-- Start of DATA SECTION --

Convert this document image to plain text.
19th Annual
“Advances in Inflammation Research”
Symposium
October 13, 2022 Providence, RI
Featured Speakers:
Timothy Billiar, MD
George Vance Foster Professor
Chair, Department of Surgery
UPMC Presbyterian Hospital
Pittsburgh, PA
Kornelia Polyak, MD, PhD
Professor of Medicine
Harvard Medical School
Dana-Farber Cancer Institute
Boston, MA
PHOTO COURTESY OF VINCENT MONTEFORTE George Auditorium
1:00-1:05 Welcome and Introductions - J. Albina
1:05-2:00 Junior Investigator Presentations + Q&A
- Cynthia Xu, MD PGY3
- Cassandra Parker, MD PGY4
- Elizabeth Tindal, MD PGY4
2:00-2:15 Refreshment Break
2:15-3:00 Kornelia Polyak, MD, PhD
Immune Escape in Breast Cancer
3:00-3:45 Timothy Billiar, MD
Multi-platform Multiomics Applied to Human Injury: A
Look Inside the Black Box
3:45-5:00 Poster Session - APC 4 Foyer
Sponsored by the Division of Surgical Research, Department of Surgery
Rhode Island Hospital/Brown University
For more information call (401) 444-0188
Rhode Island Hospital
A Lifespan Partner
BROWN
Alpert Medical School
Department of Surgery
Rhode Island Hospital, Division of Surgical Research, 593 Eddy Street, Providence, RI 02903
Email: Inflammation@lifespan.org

-- End of DATA SECTION --
-- Start of DATA SECTION --

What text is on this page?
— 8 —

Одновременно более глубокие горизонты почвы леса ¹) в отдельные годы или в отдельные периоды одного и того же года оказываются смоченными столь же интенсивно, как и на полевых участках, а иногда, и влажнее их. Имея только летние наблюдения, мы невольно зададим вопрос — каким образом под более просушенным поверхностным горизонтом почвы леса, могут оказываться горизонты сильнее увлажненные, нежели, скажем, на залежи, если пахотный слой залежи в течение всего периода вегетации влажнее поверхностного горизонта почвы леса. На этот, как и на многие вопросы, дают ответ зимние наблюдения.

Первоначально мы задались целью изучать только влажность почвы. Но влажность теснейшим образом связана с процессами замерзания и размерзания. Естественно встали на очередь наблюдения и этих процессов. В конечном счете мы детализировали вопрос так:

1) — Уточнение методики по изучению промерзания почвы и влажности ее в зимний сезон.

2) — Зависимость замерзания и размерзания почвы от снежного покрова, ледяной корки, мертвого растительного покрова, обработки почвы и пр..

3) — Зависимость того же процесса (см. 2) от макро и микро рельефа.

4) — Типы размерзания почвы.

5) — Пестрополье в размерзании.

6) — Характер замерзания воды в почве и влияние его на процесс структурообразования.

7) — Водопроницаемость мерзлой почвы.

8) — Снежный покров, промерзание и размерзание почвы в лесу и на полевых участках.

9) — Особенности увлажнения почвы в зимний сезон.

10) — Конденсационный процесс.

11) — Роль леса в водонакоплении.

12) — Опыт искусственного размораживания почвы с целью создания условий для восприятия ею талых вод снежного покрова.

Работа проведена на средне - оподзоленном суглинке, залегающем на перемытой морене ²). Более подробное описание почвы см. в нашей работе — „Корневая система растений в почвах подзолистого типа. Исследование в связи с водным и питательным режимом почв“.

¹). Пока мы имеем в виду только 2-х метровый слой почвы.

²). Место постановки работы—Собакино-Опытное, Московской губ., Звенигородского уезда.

-- End of DATA SECTION --
-- Start of DATA SECTION --

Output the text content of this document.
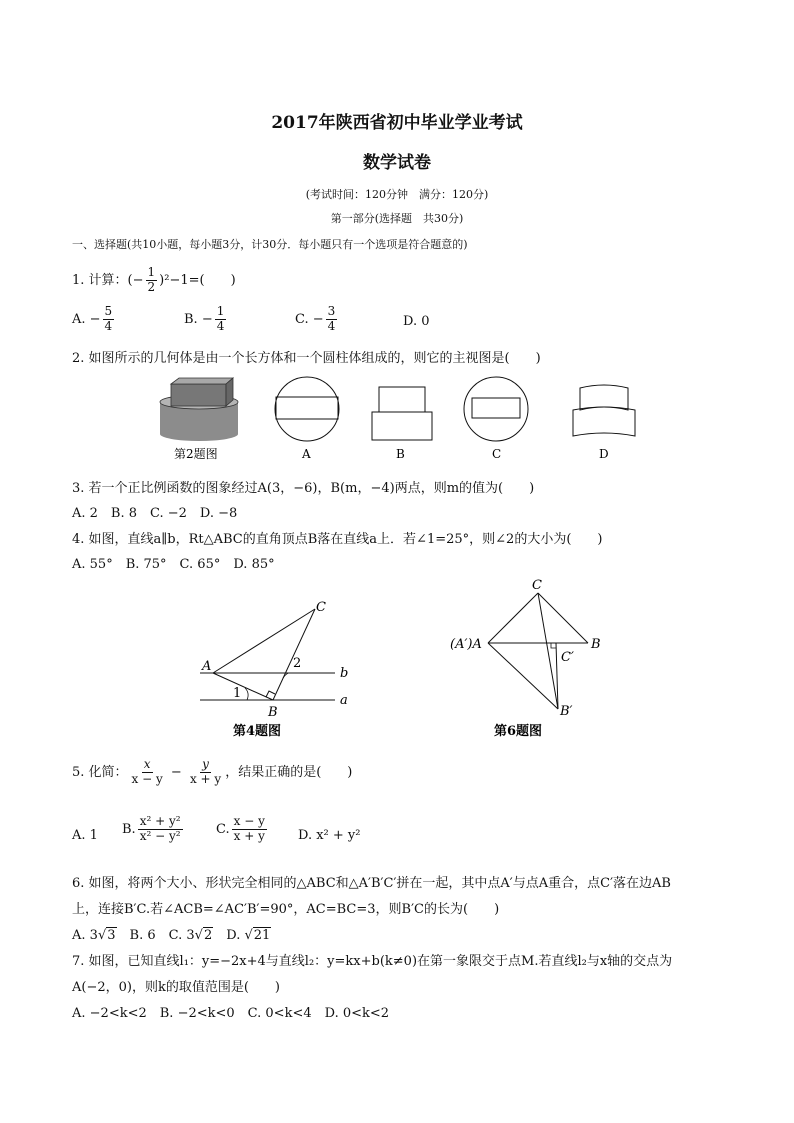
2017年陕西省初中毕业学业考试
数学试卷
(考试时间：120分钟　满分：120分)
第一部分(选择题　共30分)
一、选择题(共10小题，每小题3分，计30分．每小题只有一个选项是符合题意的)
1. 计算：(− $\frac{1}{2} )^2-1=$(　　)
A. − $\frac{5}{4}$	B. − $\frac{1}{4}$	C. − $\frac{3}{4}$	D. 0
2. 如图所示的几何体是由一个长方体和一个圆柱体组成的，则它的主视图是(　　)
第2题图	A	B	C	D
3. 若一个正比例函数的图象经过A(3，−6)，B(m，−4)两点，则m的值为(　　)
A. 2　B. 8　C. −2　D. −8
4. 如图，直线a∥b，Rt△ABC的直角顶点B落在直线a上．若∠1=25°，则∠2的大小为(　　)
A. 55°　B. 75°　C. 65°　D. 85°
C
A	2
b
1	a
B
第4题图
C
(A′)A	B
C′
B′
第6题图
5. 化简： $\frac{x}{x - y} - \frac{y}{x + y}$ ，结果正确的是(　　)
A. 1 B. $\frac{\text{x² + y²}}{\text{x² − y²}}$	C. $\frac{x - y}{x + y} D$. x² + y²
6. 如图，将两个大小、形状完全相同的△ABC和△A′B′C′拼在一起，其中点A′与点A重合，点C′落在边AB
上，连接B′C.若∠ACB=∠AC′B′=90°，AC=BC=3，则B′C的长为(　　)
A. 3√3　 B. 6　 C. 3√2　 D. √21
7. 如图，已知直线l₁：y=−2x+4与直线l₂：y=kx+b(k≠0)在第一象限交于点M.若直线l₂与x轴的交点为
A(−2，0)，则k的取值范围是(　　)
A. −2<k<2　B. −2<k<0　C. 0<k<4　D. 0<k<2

-- End of DATA SECTION --

TASK DESCRIPTION
Copy each line of the listing that contains the string "целью".

RESPONSE TO THIS TASK
Первоначально мы задались целью изучать только влажность почвы. Но влажность теснейшим образом связана с процессами замерзания и размерзания. Естественно встали на очередь наблюдения и этих процессов. В конечном счете мы детализировали вопрос так:
12) — Опыт искусственного размораживания почвы с целью создания условий для восприятия ею талых вод снежного покрова.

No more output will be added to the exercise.